(Dataset records)

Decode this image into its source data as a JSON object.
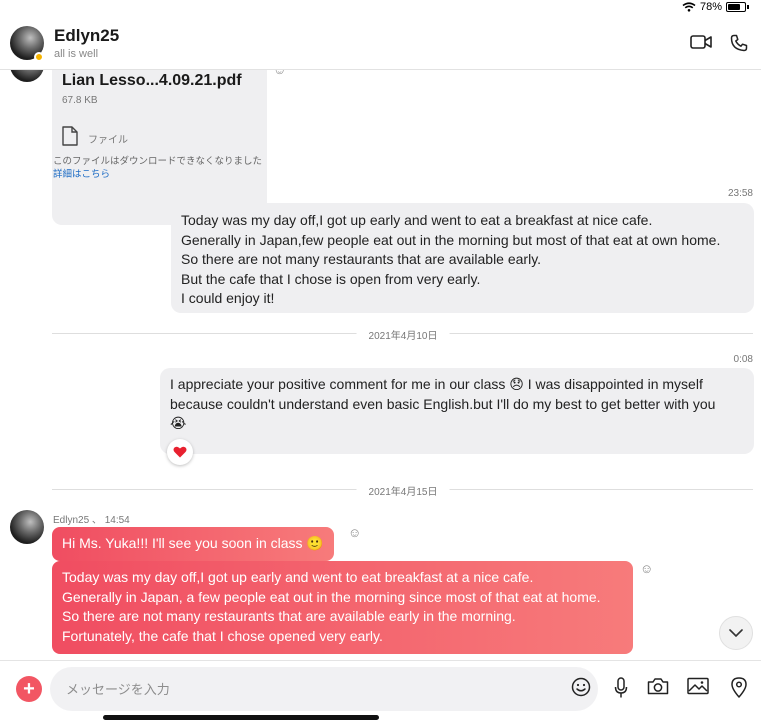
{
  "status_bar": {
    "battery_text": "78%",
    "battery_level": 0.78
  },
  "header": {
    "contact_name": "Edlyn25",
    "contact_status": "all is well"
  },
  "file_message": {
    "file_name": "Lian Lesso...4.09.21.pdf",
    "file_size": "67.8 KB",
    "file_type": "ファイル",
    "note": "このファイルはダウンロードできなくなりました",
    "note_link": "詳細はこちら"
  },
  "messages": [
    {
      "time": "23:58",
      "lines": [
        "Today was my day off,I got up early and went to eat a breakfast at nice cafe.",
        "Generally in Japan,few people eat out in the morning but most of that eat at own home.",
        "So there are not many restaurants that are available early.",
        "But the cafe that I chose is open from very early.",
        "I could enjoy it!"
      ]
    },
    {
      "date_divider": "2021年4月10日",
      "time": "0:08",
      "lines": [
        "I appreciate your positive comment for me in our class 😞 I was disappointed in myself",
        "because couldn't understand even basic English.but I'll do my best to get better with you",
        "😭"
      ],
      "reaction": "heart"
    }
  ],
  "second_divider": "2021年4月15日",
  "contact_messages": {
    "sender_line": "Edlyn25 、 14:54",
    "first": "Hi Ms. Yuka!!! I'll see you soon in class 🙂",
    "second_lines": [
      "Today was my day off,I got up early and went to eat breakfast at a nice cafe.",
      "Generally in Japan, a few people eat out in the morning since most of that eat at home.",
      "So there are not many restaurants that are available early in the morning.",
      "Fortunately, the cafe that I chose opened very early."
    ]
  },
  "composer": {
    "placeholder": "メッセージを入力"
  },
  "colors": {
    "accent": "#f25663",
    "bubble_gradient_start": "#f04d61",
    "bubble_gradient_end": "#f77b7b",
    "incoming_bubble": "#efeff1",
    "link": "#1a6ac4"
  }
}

Task instructions: Keep the pictures out of the copy and return the rest of the data above exactly.

Correct output:
Decode this image into its source data as a JSON object.
{
  "status_bar": {
    "battery_text": "78%",
    "battery_level": 0.78
  },
  "header": {
    "contact_name": "Edlyn25",
    "contact_status": "all is well"
  },
  "file_message": {
    "file_name": "Lian Lesso...4.09.21.pdf",
    "file_size": "67.8 KB",
    "file_type": "ファイル",
    "note": "このファイルはダウンロードできなくなりました",
    "note_link": "詳細はこちら"
  },
  "messages": [
    {
      "time": "23:58",
      "lines": [
        "Today was my day off,I got up early and went to eat a breakfast at nice cafe.",
        "Generally in Japan,few people eat out in the morning but most of that eat at own home.",
        "So there are not many restaurants that are available early.",
        "But the cafe that I chose is open from very early.",
        "I could enjoy it!"
      ]
    },
    {
      "date_divider": "2021年4月10日",
      "time": "0:08",
      "lines": [
        "I appreciate your positive comment for me in our class 😞 I was disappointed in myself",
        "because couldn't understand even basic English.but I'll do my best to get better with you",
        "😭"
      ],
      "reaction": "heart"
    }
  ],
  "second_divider": "2021年4月15日",
  "contact_messages": {
    "sender_line": "Edlyn25 、 14:54",
    "first": "Hi Ms. Yuka!!! I'll see you soon in class 🙂",
    "second_lines": [
      "Today was my day off,I got up early and went to eat breakfast at a nice cafe.",
      "Generally in Japan, a few people eat out in the morning since most of that eat at home.",
      "So there are not many restaurants that are available early in the morning.",
      "Fortunately, the cafe that I chose opened very early."
    ]
  },
  "composer": {
    "placeholder": "メッセージを入力"
  },
  "colors": {
    "accent": "#f25663",
    "bubble_gradient_start": "#f04d61",
    "bubble_gradient_end": "#f77b7b",
    "incoming_bubble": "#efeff1",
    "link": "#1a6ac4"
  }
}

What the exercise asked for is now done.